▸ Task input:
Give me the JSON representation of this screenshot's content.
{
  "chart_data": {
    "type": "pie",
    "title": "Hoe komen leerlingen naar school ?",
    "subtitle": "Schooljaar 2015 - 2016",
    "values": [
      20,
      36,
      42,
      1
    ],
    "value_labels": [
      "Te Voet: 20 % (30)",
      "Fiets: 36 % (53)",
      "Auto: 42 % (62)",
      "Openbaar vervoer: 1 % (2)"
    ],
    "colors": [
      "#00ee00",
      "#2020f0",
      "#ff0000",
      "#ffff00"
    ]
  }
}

▸ Task requirements: Reproduce the material above without altering a single character.

▸ Full answer:
Give me the JSON representation of this screenshot's content.
{
  "chart_data": {
    "type": "pie",
    "title": "Hoe komen leerlingen naar school ?",
    "subtitle": "Schooljaar 2015 - 2016",
    "values": [
      20,
      36,
      42,
      1
    ],
    "value_labels": [
      "Te Voet: 20 % (30)",
      "Fiets: 36 % (53)",
      "Auto: 42 % (62)",
      "Openbaar vervoer: 1 % (2)"
    ],
    "colors": [
      "#00ee00",
      "#2020f0",
      "#ff0000",
      "#ffff00"
    ]
  }
}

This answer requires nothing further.